■ **What the task asks**:
Turn the lines of the records below, from the line with "grid-row[interactable]: 4. Zaliczki" through the line with "close-doc-icon[interactable]: ✕ —", into a JSON list of strings with one string per line, leaving out blank lines.

■ **Entries supplied**:
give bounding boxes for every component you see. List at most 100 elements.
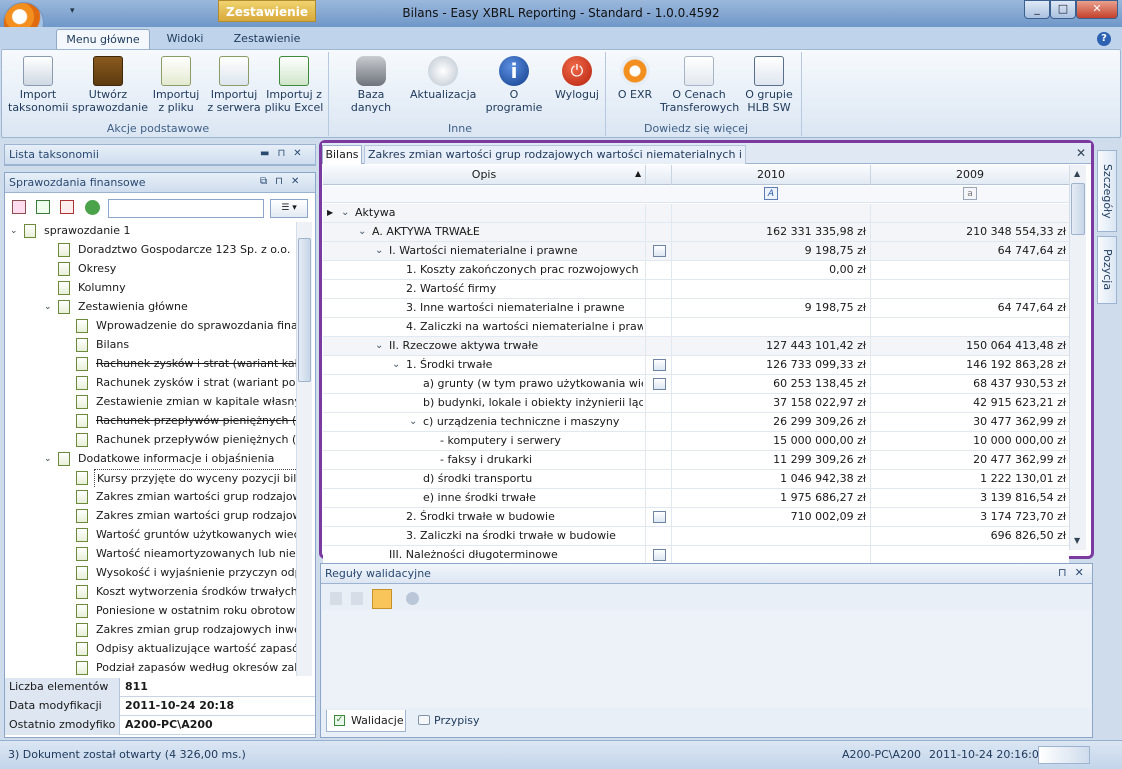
grid-row[interactable]: 4. Zaliczki na wartości niematerialne i … — [323, 318, 1069, 337]
validation-panel-controls-icon[interactable]: ⊓✕ — [1058, 566, 1092, 579]
grid-row[interactable]: ▶ ⌄ Aktywa — [323, 204, 1069, 223]
validation-tool-1-icon[interactable] — [330, 592, 342, 605]
value-2009[interactable]: 696 826,50 zł — [870, 527, 1066, 546]
update-button[interactable]: Aktualizacja — [410, 54, 476, 101]
report-delete-icon[interactable] — [60, 200, 74, 214]
note-icon[interactable] — [653, 359, 666, 371]
grid-row[interactable]: 2. Wartość firmy — [323, 280, 1069, 299]
about-button[interactable]: iO programie — [480, 54, 548, 114]
value-2010[interactable]: 26 299 309,26 zł — [671, 413, 866, 432]
expand-icon[interactable]: ⌄ — [375, 337, 383, 355]
grid-row[interactable]: ⌄ c) urządzenia techniczne i maszyny 26 29… — [323, 413, 1069, 432]
help-icon[interactable]: ? — [1097, 32, 1111, 46]
report-add-icon[interactable] — [36, 200, 50, 214]
grid-row[interactable]: ⌄ A. AKTYWA TRWAŁE 162 331 335,98 zł 210 34… — [323, 223, 1069, 242]
grid-row[interactable]: d) środki transportu 1 046 942,38 zł 1 222… — [323, 470, 1069, 489]
minimize-button[interactable]: _ — [1024, 0, 1050, 19]
tree-item[interactable]: Rachunek zysków i strat (wariant kalkula… — [8, 355, 296, 374]
grid-row[interactable]: ⌄ 1. Środki trwałe 126 733 099,33 zł 146 19… — [323, 356, 1069, 375]
tree-item[interactable]: ⌄ Zestawienia główne — [8, 298, 296, 317]
report-tool-1-icon[interactable] — [12, 200, 26, 214]
maximize-button[interactable]: □ — [1050, 0, 1076, 19]
value-2009[interactable]: 150 064 413,48 zł — [870, 337, 1066, 356]
value-2009[interactable]: 3 174 723,70 zł — [870, 508, 1066, 527]
value-2010[interactable]: 1 046 942,38 zł — [671, 470, 866, 489]
close-doc-icon[interactable]: ✕ — [1076, 146, 1086, 160]
tree-item[interactable]: Podział zapasów według okresów zalega... — [8, 659, 296, 676]
note-icon[interactable] — [653, 549, 666, 561]
tree-item[interactable]: Kursy przyjęte do wyceny pozycji bilansu… — [8, 469, 296, 488]
value-2010[interactable]: 1 975 686,27 zł — [671, 489, 866, 508]
side-tab-pozycja[interactable]: Pozycja — [1097, 236, 1117, 304]
value-2010[interactable]: 60 253 138,45 zł — [671, 375, 866, 394]
expand-icon[interactable]: ⌄ — [409, 413, 417, 431]
reports-panel-controls-icon[interactable]: ⧉⊓✕ — [260, 176, 307, 187]
col-opis[interactable]: Opis — [323, 165, 645, 185]
tree-item[interactable]: Koszt wytworzenia środków trwałych w ... — [8, 583, 296, 602]
validation-info-icon[interactable] — [406, 592, 419, 605]
value-2009[interactable]: 210 348 554,33 zł — [870, 223, 1066, 242]
close-window-button[interactable]: ✕ — [1076, 0, 1118, 19]
tree-item[interactable]: Rachunek zysków i strat (wariant porów..… — [8, 374, 296, 393]
transfer-pricing-button[interactable]: O Cenach Transferowych — [660, 54, 739, 114]
text-style-icon-2009[interactable]: a — [963, 187, 977, 200]
collapse-icon[interactable]: ⌄ — [44, 450, 52, 468]
value-2010[interactable]: 710 002,09 zł — [671, 508, 866, 527]
import-taxonomy-button[interactable]: Import taksonomii — [8, 54, 68, 114]
expand-icon[interactable]: ⌄ — [358, 223, 366, 241]
tree-item[interactable]: Zakres zmian wartości grup rodzajowych .… — [8, 488, 296, 507]
value-2009[interactable]: 10 000 000,00 zł — [870, 432, 1066, 451]
value-2010[interactable]: 11 299 309,26 zł — [671, 451, 866, 470]
grid-row[interactable]: 3. Inne wartości niematerialne i prawne 9… — [323, 299, 1069, 318]
text-style-icon[interactable]: A — [764, 187, 778, 200]
value-2010[interactable]: 9 198,75 zł — [671, 299, 866, 318]
tree-item[interactable]: Wprowadzenie do sprawozdania finanso... — [8, 317, 296, 336]
tree-item[interactable]: Zestawienie zmian w kapitale własnym — [8, 393, 296, 412]
tab-zestawienie[interactable]: Zestawienie — [226, 29, 308, 50]
value-2009[interactable]: 1 222 130,01 zł — [870, 470, 1066, 489]
expand-icon[interactable]: ⌄ — [392, 356, 400, 374]
tree-item[interactable]: Wartość gruntów użytkowanych wieczyście — [8, 526, 296, 545]
value-2009[interactable]: 42 915 623,21 zł — [870, 394, 1066, 413]
note-icon[interactable] — [653, 378, 666, 390]
value-2009[interactable] — [870, 261, 1066, 280]
tree-item[interactable]: ⌄ Dodatkowe informacje i objaśnienia — [8, 450, 296, 469]
tree-scroll-thumb[interactable] — [298, 238, 311, 382]
import-server-button[interactable]: Importuj z serwera — [206, 54, 262, 114]
scroll-up-icon[interactable]: ▲ — [1074, 169, 1080, 178]
value-2009[interactable]: 64 747,64 zł — [870, 299, 1066, 318]
doc-tab-zakres[interactable]: Zakres zmian wartości grup rodzajowych w… — [364, 145, 746, 178]
value-2010[interactable]: 0,00 zł — [671, 261, 866, 280]
value-2010[interactable] — [671, 280, 866, 299]
value-2009[interactable]: 30 477 362,99 zł — [870, 413, 1066, 432]
grid-row[interactable]: ⌄ I. Wartości niematerialne i prawne 9 198… — [323, 242, 1069, 261]
collapse-icon[interactable]: ⌄ — [10, 222, 18, 240]
import-excel-button[interactable]: Importuj z pliku Excel — [264, 54, 324, 114]
tree-item[interactable]: Rachunek przepływów pieniężnych (met... — [8, 412, 296, 431]
grid-row[interactable]: - komputery i serwery 15 000 000,00 zł 10 … — [323, 432, 1069, 451]
tree-item[interactable]: Wartość nieamortyzowanych lub nieumar... — [8, 545, 296, 564]
hlb-group-button[interactable]: O grupie HLB SW — [740, 54, 798, 114]
tree-item[interactable]: Bilans — [8, 336, 296, 355]
grid-row[interactable]: a) grunty (w tym prawo użytkowania wie..… — [323, 375, 1069, 394]
logout-button[interactable]: ⏻ Wyloguj — [552, 54, 602, 101]
value-2010[interactable] — [671, 204, 866, 223]
tree-item[interactable]: Doradztwo Gospodarcze 123 Sp. z o.o. — [8, 241, 296, 260]
collapse-icon[interactable]: ⌄ — [44, 298, 52, 316]
doc-tab-bilans[interactable]: Bilans — [322, 145, 362, 164]
value-2009[interactable] — [870, 280, 1066, 299]
value-2010[interactable] — [671, 527, 866, 546]
tree-item[interactable]: ⌄ sprawozdanie 1 — [8, 222, 296, 241]
value-2010[interactable]: 126 733 099,33 zł — [671, 356, 866, 375]
value-2010[interactable]: 37 158 022,97 zł — [671, 394, 866, 413]
tab-widoki[interactable]: Widoki — [158, 29, 212, 50]
expand-icon[interactable]: ⌄ — [375, 242, 383, 260]
import-file-button[interactable]: Importuj z pliku — [148, 54, 204, 114]
tree-item[interactable]: Kolumny — [8, 279, 296, 298]
grid-scrollbar[interactable]: ▲ ▼ — [1069, 165, 1086, 550]
value-2010[interactable] — [671, 318, 866, 337]
value-2009[interactable]: 146 192 863,28 zł — [870, 356, 1066, 375]
value-2010[interactable]: 162 331 335,98 zł — [671, 223, 866, 242]
note-icon[interactable] — [653, 511, 666, 523]
panel-controls-icon[interactable]: ▬⊓✕ — [260, 148, 310, 159]
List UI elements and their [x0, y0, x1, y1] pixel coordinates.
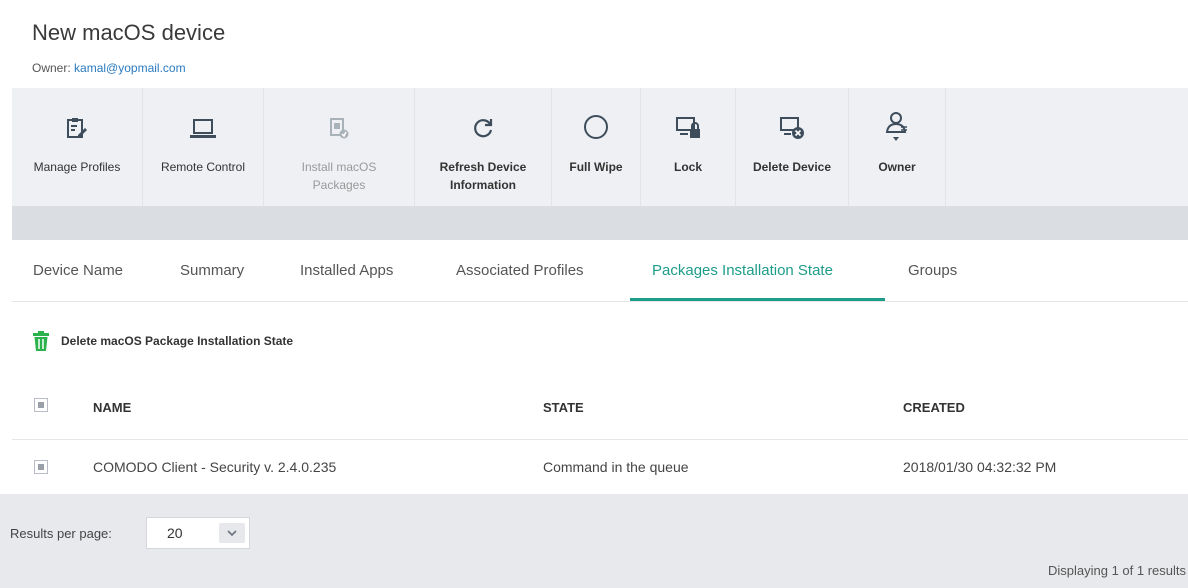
lock-label: Lock [673, 160, 702, 174]
remote-control-label: Remote Control [160, 160, 246, 174]
toolbar-spacer [12, 206, 1188, 240]
lock-button[interactable]: Lock [641, 88, 735, 206]
delete-package-state-label: Delete macOS Package Installation State [61, 334, 294, 348]
tab-installed-apps[interactable]: Installed Apps [300, 240, 393, 302]
manage-profiles-button[interactable]: Manage Profiles [12, 88, 142, 206]
user-owner-icon [849, 88, 945, 144]
install-macos-packages-button[interactable]: Install macOS Packages [264, 88, 414, 206]
active-tab-indicator [630, 298, 885, 301]
remote-control-button[interactable]: Remote Control [143, 88, 263, 206]
install-label-line-2: Packages [312, 178, 366, 192]
device-lock-icon [641, 88, 735, 144]
laptop-icon [143, 88, 263, 144]
circle-icon [552, 88, 640, 144]
row-checkbox[interactable] [34, 460, 48, 474]
install-macos-packages-label: Install macOS Packages [302, 158, 377, 194]
refresh-device-information-label: Refresh Device Information [440, 158, 527, 194]
tab-summary[interactable]: Summary [180, 240, 244, 302]
owner-button[interactable]: Owner [849, 88, 945, 206]
full-wipe-label: Full Wipe [569, 160, 623, 174]
refresh-icon [415, 88, 551, 144]
install-label-line-1: Install macOS [301, 160, 377, 174]
results-count: Displaying 1 of 1 results [1047, 563, 1186, 578]
table-row[interactable]: COMODO Client - Security v. 2.4.0.235 Co… [12, 442, 1188, 494]
full-wipe-button[interactable]: Full Wipe [552, 88, 640, 206]
column-header-created[interactable]: CREATED [903, 400, 965, 415]
select-all-checkbox[interactable] [34, 398, 48, 412]
pagination-footer: Results per page: 20 Displaying 1 of 1 r… [0, 494, 1188, 588]
owner-label: Owner: [32, 61, 71, 75]
results-per-page-select[interactable]: 20 [146, 517, 250, 549]
delete-package-state-button[interactable]: Delete macOS Package Installation State [33, 329, 293, 353]
page-title: New macOS device [32, 20, 226, 45]
device-header: New macOS device Owner: kamal@yopmail.co… [0, 0, 1188, 88]
cell-state: Command in the queue [543, 459, 689, 475]
owner-line: Owner: kamal@yopmail.com [32, 61, 186, 75]
delete-device-button[interactable]: Delete Device [736, 88, 848, 206]
cell-created: 2018/01/30 04:32:32 PM [903, 459, 1057, 475]
refresh-label-line-2: Information [450, 178, 516, 192]
tab-groups[interactable]: Groups [908, 240, 957, 302]
tab-device-name[interactable]: Device Name [33, 240, 123, 302]
owner-email-link[interactable]: kamal@yopmail.com [74, 61, 186, 75]
delete-device-label: Delete Device [752, 160, 832, 174]
tab-associated-profiles[interactable]: Associated Profiles [456, 240, 584, 302]
results-per-page-value: 20 [167, 525, 183, 541]
trash-icon [33, 331, 49, 351]
results-per-page-label: Results per page: [10, 526, 112, 541]
toolbar-divider [945, 88, 946, 206]
tab-packages-installation-state[interactable]: Packages Installation State [652, 240, 833, 302]
chevron-down-icon [219, 523, 245, 543]
refresh-device-information-button[interactable]: Refresh Device Information [415, 88, 551, 206]
package-install-icon [264, 88, 414, 144]
device-toolbar: Manage Profiles Remote Control Install m… [12, 88, 1188, 206]
owner-label: Owner [878, 160, 916, 174]
table-header: NAME STATE CREATED [12, 382, 1188, 440]
column-header-name[interactable]: NAME [93, 400, 131, 415]
device-delete-icon [736, 88, 848, 144]
manage-profiles-label: Manage Profiles [33, 160, 121, 174]
clipboard-edit-icon [12, 88, 142, 144]
refresh-label-line-1: Refresh Device [439, 160, 527, 174]
cell-name: COMODO Client - Security v. 2.4.0.235 [93, 459, 337, 475]
device-tabs: Device Name Summary Installed Apps Assoc… [12, 240, 1188, 302]
column-header-state[interactable]: STATE [543, 400, 584, 415]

■ **The answer**:
[
  "grid-row[interactable]: 4. Zaliczki na wartości niematerialne i … — [323, 318, 1069, 337]",
  "validation-panel-controls-icon[interactable]: ⊓✕ — [1058, 566, 1092, 579]",
  "grid-row[interactable]: ▶ ⌄ Aktywa — [323, 204, 1069, 223]",
  "validation-tool-1-icon[interactable] — [330, 592, 342, 605]",
  "value-2009[interactable]: 696 826,50 zł — [870, 527, 1066, 546]",
  "update-button[interactable]: Aktualizacja — [410, 54, 476, 101]",
  "report-delete-icon[interactable] — [60, 200, 74, 214]",
  "note-icon[interactable] — [653, 359, 666, 371]",
  "grid-row[interactable]: 2. Wartość firmy — [323, 280, 1069, 299]",
  "about-button[interactable]: iO programie — [480, 54, 548, 114]",
  "value-2010[interactable]: 26 299 309,26 zł — [671, 413, 866, 432]",
  "expand-icon[interactable]: ⌄ — [375, 337, 383, 355]",
  "grid-row[interactable]: ⌄ c) urządzenia techniczne i maszyny 26 29… — [323, 413, 1069, 432]",
  "help-icon[interactable]: ? — [1097, 32, 1111, 46]",
  "report-add-icon[interactable] — [36, 200, 50, 214]",
  "grid-row[interactable]: ⌄ A. AKTYWA TRWAŁE 162 331 335,98 zł 210 34… — [323, 223, 1069, 242]",
  "grid-row[interactable]: d) środki transportu 1 046 942,38 zł 1 222… — [323, 470, 1069, 489]",
  "minimize-button[interactable]: _ — [1024, 0, 1050, 19]",
  "tree-item[interactable]: Rachunek zysków i strat (wariant kalkula… — [8, 355, 296, 374]",
  "grid-row[interactable]: ⌄ 1. Środki trwałe 126 733 099,33 zł 146 19… — [323, 356, 1069, 375]",
  "tree-item[interactable]: ⌄ Zestawienia główne — [8, 298, 296, 317]",
  "report-tool-1-icon[interactable] — [12, 200, 26, 214]",
  "maximize-button[interactable]: □ — [1050, 0, 1076, 19]",
  "value-2009[interactable]: 150 064 413,48 zł — [870, 337, 1066, 356]",
  "value-2009[interactable]: 3 174 723,70 zł — [870, 508, 1066, 527]",
  "value-2010[interactable]: 1 046 942,38 zł — [671, 470, 866, 489]",
  "close-doc-icon[interactable]: ✕ — [1076, 146, 1086, 160]"
]